-- What you are asked to do --
Below is a set of records; restate each one word for word.

***** Items *****

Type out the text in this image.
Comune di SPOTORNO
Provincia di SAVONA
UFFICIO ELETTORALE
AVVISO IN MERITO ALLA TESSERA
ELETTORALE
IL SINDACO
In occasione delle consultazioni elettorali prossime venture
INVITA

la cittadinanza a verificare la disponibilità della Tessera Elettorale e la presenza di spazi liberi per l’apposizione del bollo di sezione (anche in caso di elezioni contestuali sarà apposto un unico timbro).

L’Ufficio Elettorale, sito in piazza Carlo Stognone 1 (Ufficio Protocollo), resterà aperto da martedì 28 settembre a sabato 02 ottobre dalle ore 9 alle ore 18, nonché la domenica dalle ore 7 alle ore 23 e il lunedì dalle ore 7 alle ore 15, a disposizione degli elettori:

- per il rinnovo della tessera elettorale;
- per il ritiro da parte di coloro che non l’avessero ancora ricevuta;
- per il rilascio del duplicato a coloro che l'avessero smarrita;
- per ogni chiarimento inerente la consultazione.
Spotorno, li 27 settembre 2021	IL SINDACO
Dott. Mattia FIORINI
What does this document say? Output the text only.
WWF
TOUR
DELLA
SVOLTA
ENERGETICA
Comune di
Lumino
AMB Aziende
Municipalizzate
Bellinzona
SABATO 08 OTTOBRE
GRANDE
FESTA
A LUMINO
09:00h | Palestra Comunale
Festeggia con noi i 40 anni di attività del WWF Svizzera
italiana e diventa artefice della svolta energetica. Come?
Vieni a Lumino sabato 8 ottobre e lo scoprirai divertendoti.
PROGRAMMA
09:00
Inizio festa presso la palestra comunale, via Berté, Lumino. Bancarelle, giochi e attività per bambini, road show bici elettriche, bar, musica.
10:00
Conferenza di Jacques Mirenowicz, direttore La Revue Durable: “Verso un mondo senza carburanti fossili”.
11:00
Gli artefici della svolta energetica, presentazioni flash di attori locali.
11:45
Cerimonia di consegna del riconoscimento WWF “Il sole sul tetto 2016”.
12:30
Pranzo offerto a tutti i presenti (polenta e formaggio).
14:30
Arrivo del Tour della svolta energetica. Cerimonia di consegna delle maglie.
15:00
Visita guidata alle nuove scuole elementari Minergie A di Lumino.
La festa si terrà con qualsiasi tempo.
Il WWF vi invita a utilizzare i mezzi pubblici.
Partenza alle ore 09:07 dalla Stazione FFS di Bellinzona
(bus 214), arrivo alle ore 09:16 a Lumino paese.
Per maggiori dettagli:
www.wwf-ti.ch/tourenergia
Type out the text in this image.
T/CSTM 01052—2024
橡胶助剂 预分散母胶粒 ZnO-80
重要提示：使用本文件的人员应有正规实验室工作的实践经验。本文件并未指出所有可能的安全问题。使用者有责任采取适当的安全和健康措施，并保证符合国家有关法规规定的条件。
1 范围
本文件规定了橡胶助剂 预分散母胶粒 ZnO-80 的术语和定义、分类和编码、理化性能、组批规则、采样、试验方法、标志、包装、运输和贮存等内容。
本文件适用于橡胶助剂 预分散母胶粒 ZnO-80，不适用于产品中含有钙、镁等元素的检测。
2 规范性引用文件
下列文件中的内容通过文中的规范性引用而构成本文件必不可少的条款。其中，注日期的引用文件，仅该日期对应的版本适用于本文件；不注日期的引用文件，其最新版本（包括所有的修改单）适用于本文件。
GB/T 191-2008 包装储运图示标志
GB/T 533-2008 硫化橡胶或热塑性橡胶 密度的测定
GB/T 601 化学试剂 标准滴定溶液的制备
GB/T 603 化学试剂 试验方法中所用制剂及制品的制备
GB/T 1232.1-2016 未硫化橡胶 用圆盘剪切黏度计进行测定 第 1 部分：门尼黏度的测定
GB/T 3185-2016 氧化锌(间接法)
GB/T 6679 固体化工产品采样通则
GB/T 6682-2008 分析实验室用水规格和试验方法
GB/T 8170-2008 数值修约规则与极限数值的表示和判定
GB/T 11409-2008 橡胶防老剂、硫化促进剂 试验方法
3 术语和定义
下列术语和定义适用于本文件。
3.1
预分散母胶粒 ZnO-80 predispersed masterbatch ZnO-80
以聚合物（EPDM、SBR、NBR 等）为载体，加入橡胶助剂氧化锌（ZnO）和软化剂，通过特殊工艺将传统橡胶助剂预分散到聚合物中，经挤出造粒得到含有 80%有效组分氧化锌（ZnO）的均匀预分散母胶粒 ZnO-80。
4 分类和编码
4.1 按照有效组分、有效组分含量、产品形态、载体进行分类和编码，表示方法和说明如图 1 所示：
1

*****

-- Solution for this task --
Type out the text in this image.
Comune di SPOTORNO
Provincia di SAVONA
UFFICIO ELETTORALE
AVVISO IN MERITO ALLA TESSERA
ELETTORALE
IL SINDACO
In occasione delle consultazioni elettorali prossime venture
INVITA

la cittadinanza a verificare la disponibilità della Tessera Elettorale e la presenza di spazi liberi per l’apposizione del bollo di sezione (anche in caso di elezioni contestuali sarà apposto un unico timbro).

L’Ufficio Elettorale, sito in piazza Carlo Stognone 1 (Ufficio Protocollo), resterà aperto da martedì 28 settembre a sabato 02 ottobre dalle ore 9 alle ore 18, nonché la domenica dalle ore 7 alle ore 23 e il lunedì dalle ore 7 alle ore 15, a disposizione degli elettori:

- per il rinnovo della tessera elettorale;
- per il ritiro da parte di coloro che non l’avessero ancora ricevuta;
- per il rilascio del duplicato a coloro che l'avessero smarrita;
- per ogni chiarimento inerente la consultazione.
Spotorno, li 27 settembre 2021	IL SINDACO
Dott. Mattia FIORINI
What does this document say? Output the text only.
WWF
TOUR
DELLA
SVOLTA
ENERGETICA
Comune di
Lumino
AMB Aziende
Municipalizzate
Bellinzona
SABATO 08 OTTOBRE
GRANDE
FESTA
A LUMINO
09:00h | Palestra Comunale
Festeggia con noi i 40 anni di attività del WWF Svizzera
italiana e diventa artefice della svolta energetica. Come?
Vieni a Lumino sabato 8 ottobre e lo scoprirai divertendoti.
PROGRAMMA
09:00
Inizio festa presso la palestra comunale, via Berté, Lumino. Bancarelle, giochi e attività per bambini, road show bici elettriche, bar, musica.
10:00
Conferenza di Jacques Mirenowicz, direttore La Revue Durable: “Verso un mondo senza carburanti fossili”.
11:00
Gli artefici della svolta energetica, presentazioni flash di attori locali.
11:45
Cerimonia di consegna del riconoscimento WWF “Il sole sul tetto 2016”.
12:30
Pranzo offerto a tutti i presenti (polenta e formaggio).
14:30
Arrivo del Tour della svolta energetica. Cerimonia di consegna delle maglie.
15:00
Visita guidata alle nuove scuole elementari Minergie A di Lumino.
La festa si terrà con qualsiasi tempo.
Il WWF vi invita a utilizzare i mezzi pubblici.
Partenza alle ore 09:07 dalla Stazione FFS di Bellinzona
(bus 214), arrivo alle ore 09:16 a Lumino paese.
Per maggiori dettagli:
www.wwf-ti.ch/tourenergia
Type out the text in this image.
T/CSTM 01052—2024
橡胶助剂 预分散母胶粒 ZnO-80
重要提示：使用本文件的人员应有正规实验室工作的实践经验。本文件并未指出所有可能的安全问题。使用者有责任采取适当的安全和健康措施，并保证符合国家有关法规规定的条件。
1 范围
本文件规定了橡胶助剂 预分散母胶粒 ZnO-80 的术语和定义、分类和编码、理化性能、组批规则、采样、试验方法、标志、包装、运输和贮存等内容。
本文件适用于橡胶助剂 预分散母胶粒 ZnO-80，不适用于产品中含有钙、镁等元素的检测。
2 规范性引用文件
下列文件中的内容通过文中的规范性引用而构成本文件必不可少的条款。其中，注日期的引用文件，仅该日期对应的版本适用于本文件；不注日期的引用文件，其最新版本（包括所有的修改单）适用于本文件。
GB/T 191-2008 包装储运图示标志
GB/T 533-2008 硫化橡胶或热塑性橡胶 密度的测定
GB/T 601 化学试剂 标准滴定溶液的制备
GB/T 603 化学试剂 试验方法中所用制剂及制品的制备
GB/T 1232.1-2016 未硫化橡胶 用圆盘剪切黏度计进行测定 第 1 部分：门尼黏度的测定
GB/T 3185-2016 氧化锌(间接法)
GB/T 6679 固体化工产品采样通则
GB/T 6682-2008 分析实验室用水规格和试验方法
GB/T 8170-2008 数值修约规则与极限数值的表示和判定
GB/T 11409-2008 橡胶防老剂、硫化促进剂 试验方法
3 术语和定义
下列术语和定义适用于本文件。
3.1
预分散母胶粒 ZnO-80 predispersed masterbatch ZnO-80
以聚合物（EPDM、SBR、NBR 等）为载体，加入橡胶助剂氧化锌（ZnO）和软化剂，通过特殊工艺将传统橡胶助剂预分散到聚合物中，经挤出造粒得到含有 80%有效组分氧化锌（ZnO）的均匀预分散母胶粒 ZnO-80。
4 分类和编码
4.1 按照有效组分、有效组分含量、产品形态、载体进行分类和编码，表示方法和说明如图 1 所示：
1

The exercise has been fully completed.